### What is asked
Below are some entries; can you quote all of them exactly?

### Excerpted data
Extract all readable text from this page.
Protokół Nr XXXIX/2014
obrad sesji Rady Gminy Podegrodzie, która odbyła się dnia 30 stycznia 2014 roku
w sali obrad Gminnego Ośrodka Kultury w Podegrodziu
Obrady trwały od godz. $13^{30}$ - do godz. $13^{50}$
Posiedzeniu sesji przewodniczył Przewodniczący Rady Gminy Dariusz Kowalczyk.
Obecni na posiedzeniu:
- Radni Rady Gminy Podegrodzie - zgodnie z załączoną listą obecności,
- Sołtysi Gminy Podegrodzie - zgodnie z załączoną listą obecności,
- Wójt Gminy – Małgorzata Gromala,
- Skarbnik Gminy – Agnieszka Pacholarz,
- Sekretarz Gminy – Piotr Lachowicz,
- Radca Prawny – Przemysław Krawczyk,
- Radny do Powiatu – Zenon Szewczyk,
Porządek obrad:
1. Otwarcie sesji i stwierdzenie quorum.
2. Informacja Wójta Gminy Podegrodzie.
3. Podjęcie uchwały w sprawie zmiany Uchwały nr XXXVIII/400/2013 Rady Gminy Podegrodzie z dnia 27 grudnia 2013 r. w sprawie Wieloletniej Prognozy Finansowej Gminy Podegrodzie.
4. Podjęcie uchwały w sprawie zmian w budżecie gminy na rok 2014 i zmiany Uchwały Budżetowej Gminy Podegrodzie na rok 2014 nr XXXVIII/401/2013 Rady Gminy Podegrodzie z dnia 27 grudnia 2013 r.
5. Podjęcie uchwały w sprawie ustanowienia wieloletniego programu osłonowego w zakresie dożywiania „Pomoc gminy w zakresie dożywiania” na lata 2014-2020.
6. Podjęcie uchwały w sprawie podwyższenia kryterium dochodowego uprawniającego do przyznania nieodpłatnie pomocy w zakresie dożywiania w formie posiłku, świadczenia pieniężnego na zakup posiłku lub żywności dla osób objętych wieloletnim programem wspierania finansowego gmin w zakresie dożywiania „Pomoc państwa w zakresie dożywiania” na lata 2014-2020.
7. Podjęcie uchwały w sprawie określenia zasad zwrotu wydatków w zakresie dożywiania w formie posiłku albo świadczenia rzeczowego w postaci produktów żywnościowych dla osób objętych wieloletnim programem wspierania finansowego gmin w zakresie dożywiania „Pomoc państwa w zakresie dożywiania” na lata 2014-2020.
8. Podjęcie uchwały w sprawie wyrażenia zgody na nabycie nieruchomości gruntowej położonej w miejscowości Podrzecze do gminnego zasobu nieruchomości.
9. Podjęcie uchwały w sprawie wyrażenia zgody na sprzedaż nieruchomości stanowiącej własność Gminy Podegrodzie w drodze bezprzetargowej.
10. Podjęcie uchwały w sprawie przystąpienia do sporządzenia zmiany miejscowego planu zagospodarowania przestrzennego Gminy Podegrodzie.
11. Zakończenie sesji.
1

### Solution for this exercise
Extract all readable text from this page.
Protokół Nr XXXIX/2014
obrad sesji Rady Gminy Podegrodzie, która odbyła się dnia 30 stycznia 2014 roku
w sali obrad Gminnego Ośrodka Kultury w Podegrodziu
Obrady trwały od godz. $13^{30}$ - do godz. $13^{50}$
Posiedzeniu sesji przewodniczył Przewodniczący Rady Gminy Dariusz Kowalczyk.
Obecni na posiedzeniu:
- Radni Rady Gminy Podegrodzie - zgodnie z załączoną listą obecności,
- Sołtysi Gminy Podegrodzie - zgodnie z załączoną listą obecności,
- Wójt Gminy – Małgorzata Gromala,
- Skarbnik Gminy – Agnieszka Pacholarz,
- Sekretarz Gminy – Piotr Lachowicz,
- Radca Prawny – Przemysław Krawczyk,
- Radny do Powiatu – Zenon Szewczyk,
Porządek obrad:
1. Otwarcie sesji i stwierdzenie quorum.
2. Informacja Wójta Gminy Podegrodzie.
3. Podjęcie uchwały w sprawie zmiany Uchwały nr XXXVIII/400/2013 Rady Gminy Podegrodzie z dnia 27 grudnia 2013 r. w sprawie Wieloletniej Prognozy Finansowej Gminy Podegrodzie.
4. Podjęcie uchwały w sprawie zmian w budżecie gminy na rok 2014 i zmiany Uchwały Budżetowej Gminy Podegrodzie na rok 2014 nr XXXVIII/401/2013 Rady Gminy Podegrodzie z dnia 27 grudnia 2013 r.
5. Podjęcie uchwały w sprawie ustanowienia wieloletniego programu osłonowego w zakresie dożywiania „Pomoc gminy w zakresie dożywiania” na lata 2014-2020.
6. Podjęcie uchwały w sprawie podwyższenia kryterium dochodowego uprawniającego do przyznania nieodpłatnie pomocy w zakresie dożywiania w formie posiłku, świadczenia pieniężnego na zakup posiłku lub żywności dla osób objętych wieloletnim programem wspierania finansowego gmin w zakresie dożywiania „Pomoc państwa w zakresie dożywiania” na lata 2014-2020.
7. Podjęcie uchwały w sprawie określenia zasad zwrotu wydatków w zakresie dożywiania w formie posiłku albo świadczenia rzeczowego w postaci produktów żywnościowych dla osób objętych wieloletnim programem wspierania finansowego gmin w zakresie dożywiania „Pomoc państwa w zakresie dożywiania” na lata 2014-2020.
8. Podjęcie uchwały w sprawie wyrażenia zgody na nabycie nieruchomości gruntowej położonej w miejscowości Podrzecze do gminnego zasobu nieruchomości.
9. Podjęcie uchwały w sprawie wyrażenia zgody na sprzedaż nieruchomości stanowiącej własność Gminy Podegrodzie w drodze bezprzetargowej.
10. Podjęcie uchwały w sprawie przystąpienia do sporządzenia zmiany miejscowego planu zagospodarowania przestrzennego Gminy Podegrodzie.
11. Zakończenie sesji.
1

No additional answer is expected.